Count how many lines contain "virtut" and reply with that number only.

□ □ □ □ □

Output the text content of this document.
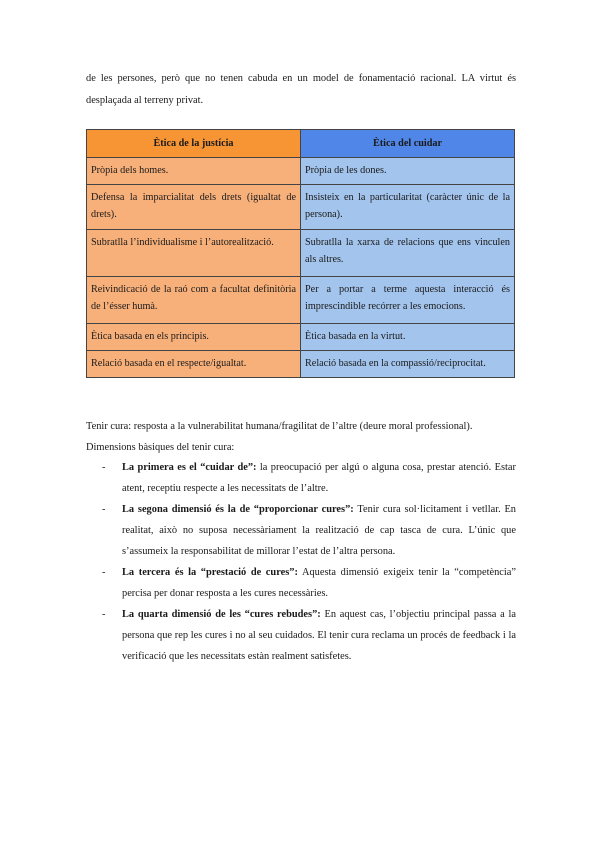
de les persones, però que no tenen cabuda en un model de fonamentació racional. LA virtut és desplaçada al terreny privat.

Ètica de la justícia	Ètica del cuidar
Pròpia dels homes.	Pròpia de les dones.
Defensa la imparcialitat dels drets (igualtat de drets).	Insisteix en la particularitat (caràcter únic de la persona).
Subratlla l’individualisme i l’autorealització.	Subratlla la xarxa de relacions que ens vinculen als altres.
Reivindicació de la raó com a facultat definitòria de l’ésser humà.	Per a portar a terme aquesta interacció és imprescindible recórrer a les emocions.
Ètica basada en els principis.	Ètica basada en la virtut.
Relació basada en el respecte/igualtat.	Relació basada en la compassió/reciprocitat.
Tenir cura: resposta a la vulnerabilitat humana/fragilitat de l’altre (deure moral professional).
Dimensions bàsiques del tenir cura:
- La primera es el “cuidar de”: la preocupació per algú o alguna cosa, prestar atenció. Estar atent, receptiu respecte a les necessitats de l’altre.
- La segona dimensió és la de “proporcionar cures”: Tenir cura sol·licitament i vetllar. En realitat, això no suposa necessàriament la realització de cap tasca de cura. L’únic que s’assumeix la responsabilitat de millorar l’estat de l’altra persona.
- La tercera és la “prestació de cures”: Aquesta dimensió exigeix tenir la “competència” percisa per donar resposta a les cures necessàries.
- La quarta dimensió de les “cures rebudes”: En aquest cas, l’objectiu principal passa a la persona que rep les cures i no al seu cuidados. El tenir cura reclama un procés de feedback i la verificació que les necessitats estàn realment satisfetes.
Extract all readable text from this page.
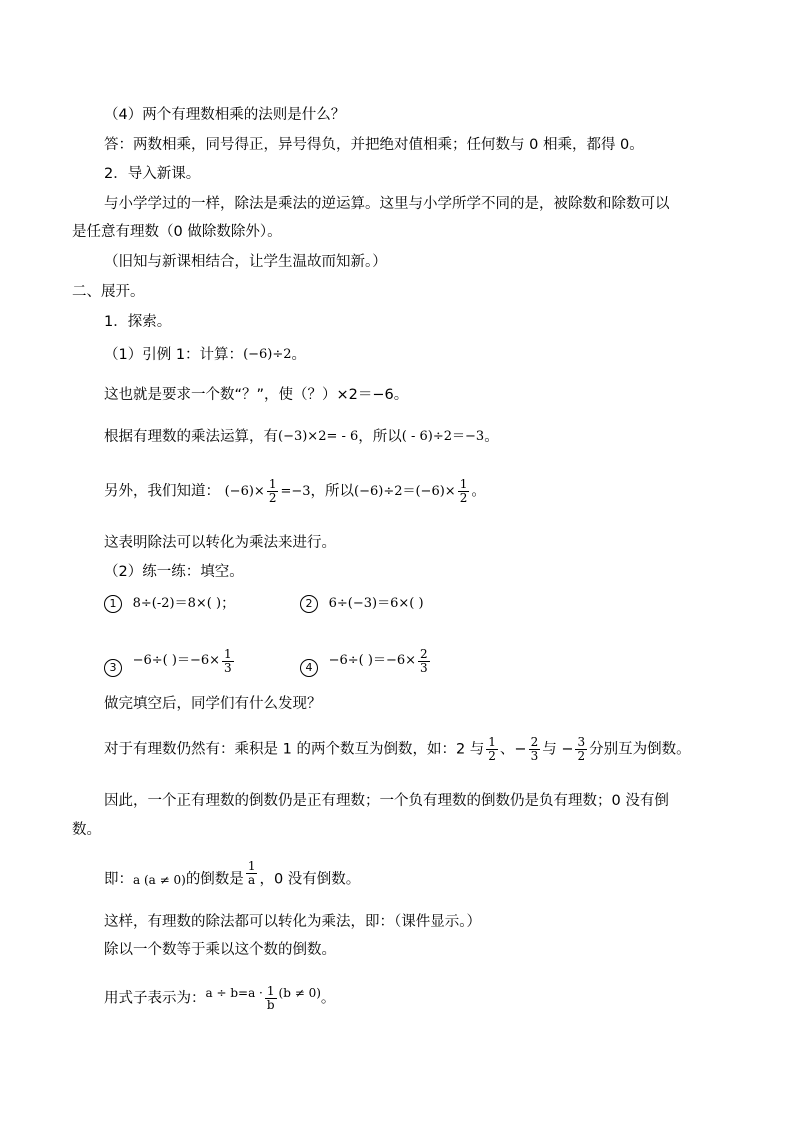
（4）两个有理数相乘的法则是什么？
答：两数相乘，同号得正，异号得负，并把绝对值相乘；任何数与 0 相乘，都得 0。
2．导入新课。
与小学学过的一样，除法是乘法的逆运算。这里与小学所学不同的是，被除数和除数可以
是任意有理数（0 做除数除外）。
（旧知与新课相结合，让学生温故而知新。）
二、展开。
1．探索。
（1）引例 1：计算：(−6)÷2。
这也就是要求一个数“？”，使（？）×2＝−6。
根据有理数的乘法运算，有(−3)×2= - 6，所以( - 6)÷2＝−3。
另外，我们知道： $(-6)\times \frac{1}{2} =-3$，所以$(-6)\div 2=(-6)\times \frac{1}{2}$ 。
这表明除法可以转化为乘法来进行。
（2）练一练：填空。
1 8÷(-2)＝8×( )；	2 6÷(−3)＝6×( )
3 −6÷( )$=-6\times \frac{1}{3}$	4 −6÷( )$=-6\times \frac{2}{3}$
做完填空后，同学们有什么发现？
对于有理数仍然有：乘积是 1 的两个数互为倒数，如：2 与 $\frac{1}{2}$ 、− $\frac{2}{3}$ 与 − $\frac{3}{2}$ 分别互为倒数。
因此，一个正有理数的倒数仍是正有理数；一个负有理数的倒数仍是负有理数；0 没有倒
数。
即：a (a ≠ 0)的倒数是 $\frac{1}{a}$ ，0 没有倒数。
这样，有理数的除法都可以转化为乘法，即：（课件显示。）
除以一个数等于乘以这个数的倒数。
用式子表示为：$a \div b=a \cdot \frac{1}{b} (b \ne 0)$。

□ □ □ □ □

* **Reply**
2